List the lines of this listing that hold the word "中国药典".
########
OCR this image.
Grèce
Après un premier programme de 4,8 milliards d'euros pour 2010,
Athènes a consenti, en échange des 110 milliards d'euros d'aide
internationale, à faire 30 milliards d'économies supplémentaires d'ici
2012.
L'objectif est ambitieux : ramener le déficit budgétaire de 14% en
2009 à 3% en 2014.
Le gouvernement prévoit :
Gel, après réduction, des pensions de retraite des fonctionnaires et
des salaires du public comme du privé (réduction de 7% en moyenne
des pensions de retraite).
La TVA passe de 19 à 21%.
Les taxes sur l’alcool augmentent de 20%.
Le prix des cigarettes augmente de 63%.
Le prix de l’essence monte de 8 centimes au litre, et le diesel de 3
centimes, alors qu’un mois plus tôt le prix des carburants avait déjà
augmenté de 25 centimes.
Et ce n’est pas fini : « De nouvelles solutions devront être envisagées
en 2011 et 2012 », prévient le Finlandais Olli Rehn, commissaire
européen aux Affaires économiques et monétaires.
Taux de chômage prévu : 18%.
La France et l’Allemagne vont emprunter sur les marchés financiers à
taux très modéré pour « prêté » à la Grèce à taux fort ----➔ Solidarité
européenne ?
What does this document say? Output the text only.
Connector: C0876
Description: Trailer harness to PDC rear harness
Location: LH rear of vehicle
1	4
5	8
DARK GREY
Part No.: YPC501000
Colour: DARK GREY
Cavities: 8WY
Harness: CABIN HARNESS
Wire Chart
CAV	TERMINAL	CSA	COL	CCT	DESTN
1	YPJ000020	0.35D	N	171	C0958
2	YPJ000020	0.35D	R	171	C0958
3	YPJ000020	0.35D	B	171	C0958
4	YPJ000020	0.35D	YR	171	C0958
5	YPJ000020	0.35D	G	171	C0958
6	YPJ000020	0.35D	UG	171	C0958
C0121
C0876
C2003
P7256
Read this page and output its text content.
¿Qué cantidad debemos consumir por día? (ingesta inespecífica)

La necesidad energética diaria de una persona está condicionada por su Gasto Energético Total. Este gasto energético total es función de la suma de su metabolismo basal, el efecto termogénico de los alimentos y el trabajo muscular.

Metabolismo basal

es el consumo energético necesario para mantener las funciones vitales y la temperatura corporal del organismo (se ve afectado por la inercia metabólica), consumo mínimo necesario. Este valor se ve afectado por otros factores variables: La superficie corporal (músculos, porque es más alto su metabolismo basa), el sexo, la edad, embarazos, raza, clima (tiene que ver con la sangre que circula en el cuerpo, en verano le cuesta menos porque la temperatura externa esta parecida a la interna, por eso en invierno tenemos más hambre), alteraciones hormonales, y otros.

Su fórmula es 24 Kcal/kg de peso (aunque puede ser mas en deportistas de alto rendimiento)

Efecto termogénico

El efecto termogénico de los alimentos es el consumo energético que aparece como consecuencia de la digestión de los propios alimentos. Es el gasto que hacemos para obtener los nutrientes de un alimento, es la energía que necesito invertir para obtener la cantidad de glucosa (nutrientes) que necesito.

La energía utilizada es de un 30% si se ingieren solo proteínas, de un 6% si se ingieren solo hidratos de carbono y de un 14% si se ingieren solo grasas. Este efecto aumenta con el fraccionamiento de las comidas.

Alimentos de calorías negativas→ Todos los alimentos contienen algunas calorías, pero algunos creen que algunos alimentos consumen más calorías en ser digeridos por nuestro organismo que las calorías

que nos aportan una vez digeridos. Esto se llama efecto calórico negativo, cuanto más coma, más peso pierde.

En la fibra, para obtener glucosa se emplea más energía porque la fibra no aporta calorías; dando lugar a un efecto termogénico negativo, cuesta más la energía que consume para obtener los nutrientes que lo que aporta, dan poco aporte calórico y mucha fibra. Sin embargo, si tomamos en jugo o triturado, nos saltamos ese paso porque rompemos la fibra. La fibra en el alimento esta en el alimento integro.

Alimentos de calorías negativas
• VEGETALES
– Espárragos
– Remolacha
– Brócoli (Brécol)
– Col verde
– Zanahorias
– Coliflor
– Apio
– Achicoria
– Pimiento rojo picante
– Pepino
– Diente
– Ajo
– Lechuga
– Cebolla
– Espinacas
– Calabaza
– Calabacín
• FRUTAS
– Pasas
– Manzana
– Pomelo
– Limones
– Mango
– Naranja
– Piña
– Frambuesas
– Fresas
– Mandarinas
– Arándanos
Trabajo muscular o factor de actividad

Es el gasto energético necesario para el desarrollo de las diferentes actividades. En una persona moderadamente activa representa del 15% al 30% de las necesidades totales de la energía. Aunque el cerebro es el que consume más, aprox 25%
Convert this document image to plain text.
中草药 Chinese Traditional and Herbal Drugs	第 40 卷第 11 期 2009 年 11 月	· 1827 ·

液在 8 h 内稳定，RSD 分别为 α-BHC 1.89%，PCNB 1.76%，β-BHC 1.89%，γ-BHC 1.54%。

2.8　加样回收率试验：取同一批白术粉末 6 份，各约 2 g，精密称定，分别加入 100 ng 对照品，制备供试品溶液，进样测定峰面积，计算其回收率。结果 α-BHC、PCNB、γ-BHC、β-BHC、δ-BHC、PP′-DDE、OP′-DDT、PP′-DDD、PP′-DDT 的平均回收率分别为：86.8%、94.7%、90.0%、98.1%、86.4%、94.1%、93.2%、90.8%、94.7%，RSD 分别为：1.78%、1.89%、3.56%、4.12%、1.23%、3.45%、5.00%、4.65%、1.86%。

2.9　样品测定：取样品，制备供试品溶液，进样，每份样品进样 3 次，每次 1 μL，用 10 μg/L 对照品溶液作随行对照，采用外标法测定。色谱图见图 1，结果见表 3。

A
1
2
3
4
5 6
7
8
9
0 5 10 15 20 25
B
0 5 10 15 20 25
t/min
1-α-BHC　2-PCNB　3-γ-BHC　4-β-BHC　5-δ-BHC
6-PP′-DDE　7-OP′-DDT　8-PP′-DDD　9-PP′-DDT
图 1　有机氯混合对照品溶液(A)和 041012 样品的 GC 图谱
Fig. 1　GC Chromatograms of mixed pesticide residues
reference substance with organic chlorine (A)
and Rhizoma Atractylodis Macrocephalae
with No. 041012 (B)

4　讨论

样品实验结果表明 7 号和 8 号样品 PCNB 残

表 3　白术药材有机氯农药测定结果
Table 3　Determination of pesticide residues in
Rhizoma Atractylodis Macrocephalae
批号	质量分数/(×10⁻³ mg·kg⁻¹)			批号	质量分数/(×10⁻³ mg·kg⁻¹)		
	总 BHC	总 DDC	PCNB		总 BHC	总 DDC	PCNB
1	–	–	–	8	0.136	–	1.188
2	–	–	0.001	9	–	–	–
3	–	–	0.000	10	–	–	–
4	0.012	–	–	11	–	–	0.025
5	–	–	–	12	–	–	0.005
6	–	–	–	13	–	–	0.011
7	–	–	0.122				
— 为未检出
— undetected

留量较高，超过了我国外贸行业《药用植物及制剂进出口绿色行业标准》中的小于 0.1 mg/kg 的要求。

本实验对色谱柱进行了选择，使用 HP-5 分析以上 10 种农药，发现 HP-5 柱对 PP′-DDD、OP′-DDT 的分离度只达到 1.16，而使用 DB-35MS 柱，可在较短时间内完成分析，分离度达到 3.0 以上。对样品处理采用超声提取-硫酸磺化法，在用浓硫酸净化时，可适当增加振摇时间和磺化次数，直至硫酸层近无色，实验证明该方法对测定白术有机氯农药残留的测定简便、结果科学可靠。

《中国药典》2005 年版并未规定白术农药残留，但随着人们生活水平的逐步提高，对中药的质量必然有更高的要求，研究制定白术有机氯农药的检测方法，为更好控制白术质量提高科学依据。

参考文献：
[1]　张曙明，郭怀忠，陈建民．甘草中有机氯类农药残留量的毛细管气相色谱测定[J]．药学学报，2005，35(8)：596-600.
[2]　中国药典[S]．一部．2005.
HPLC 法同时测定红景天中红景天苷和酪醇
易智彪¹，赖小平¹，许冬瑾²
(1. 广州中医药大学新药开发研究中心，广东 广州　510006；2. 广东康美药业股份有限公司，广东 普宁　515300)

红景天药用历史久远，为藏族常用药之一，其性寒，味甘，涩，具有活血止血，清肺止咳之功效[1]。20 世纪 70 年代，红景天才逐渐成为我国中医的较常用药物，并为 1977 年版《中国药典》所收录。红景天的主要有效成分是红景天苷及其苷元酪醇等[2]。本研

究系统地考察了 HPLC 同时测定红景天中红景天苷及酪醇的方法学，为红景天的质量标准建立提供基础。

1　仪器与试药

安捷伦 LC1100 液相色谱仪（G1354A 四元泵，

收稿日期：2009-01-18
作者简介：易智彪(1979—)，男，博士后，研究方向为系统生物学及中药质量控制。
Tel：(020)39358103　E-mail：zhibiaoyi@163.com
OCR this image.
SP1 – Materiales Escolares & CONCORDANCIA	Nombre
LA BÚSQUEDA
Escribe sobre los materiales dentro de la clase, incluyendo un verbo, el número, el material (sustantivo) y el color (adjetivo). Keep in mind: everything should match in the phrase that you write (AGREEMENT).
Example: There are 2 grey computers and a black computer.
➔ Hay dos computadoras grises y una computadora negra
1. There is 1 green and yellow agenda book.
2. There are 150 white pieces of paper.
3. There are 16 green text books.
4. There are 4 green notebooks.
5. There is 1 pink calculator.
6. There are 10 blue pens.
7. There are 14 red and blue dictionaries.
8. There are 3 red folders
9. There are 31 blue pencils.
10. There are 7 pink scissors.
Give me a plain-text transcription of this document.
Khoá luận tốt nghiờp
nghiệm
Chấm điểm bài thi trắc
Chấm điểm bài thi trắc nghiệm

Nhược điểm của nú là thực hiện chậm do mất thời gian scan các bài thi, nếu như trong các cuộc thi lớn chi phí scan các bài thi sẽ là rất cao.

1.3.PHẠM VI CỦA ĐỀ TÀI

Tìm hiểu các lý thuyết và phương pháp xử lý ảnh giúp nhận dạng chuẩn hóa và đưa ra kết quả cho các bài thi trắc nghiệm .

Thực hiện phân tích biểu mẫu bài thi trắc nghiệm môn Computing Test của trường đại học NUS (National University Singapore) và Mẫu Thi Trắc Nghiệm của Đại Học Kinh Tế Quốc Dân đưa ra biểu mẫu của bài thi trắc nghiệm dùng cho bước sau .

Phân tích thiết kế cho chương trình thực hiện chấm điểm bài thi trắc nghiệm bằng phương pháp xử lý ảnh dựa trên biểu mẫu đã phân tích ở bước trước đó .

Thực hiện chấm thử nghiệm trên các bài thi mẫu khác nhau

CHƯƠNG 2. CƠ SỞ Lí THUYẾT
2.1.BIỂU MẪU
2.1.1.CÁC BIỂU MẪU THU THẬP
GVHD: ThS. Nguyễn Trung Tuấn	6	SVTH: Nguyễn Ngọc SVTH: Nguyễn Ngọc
########
— RESULT —
《中国药典》2005 年版并未规定白术农药残留，但随着人们生活水平的逐步提高，对中药的质量必然有更高的要求，研究制定白术有机氯农药的检测方法，为更好控制白术质量提高科学依据。
[2]　中国药典[S]．一部．2005.
红景天药用历史久远，为藏族常用药之一，其性寒，味甘，涩，具有活血止血，清肺止咳之功效[1]。20 世纪 70 年代，红景天才逐渐成为我国中医的较常用药物，并为 1977 年版《中国药典》所收录。红景天的主要有效成分是红景天苷及其苷元酪醇等[2]。本研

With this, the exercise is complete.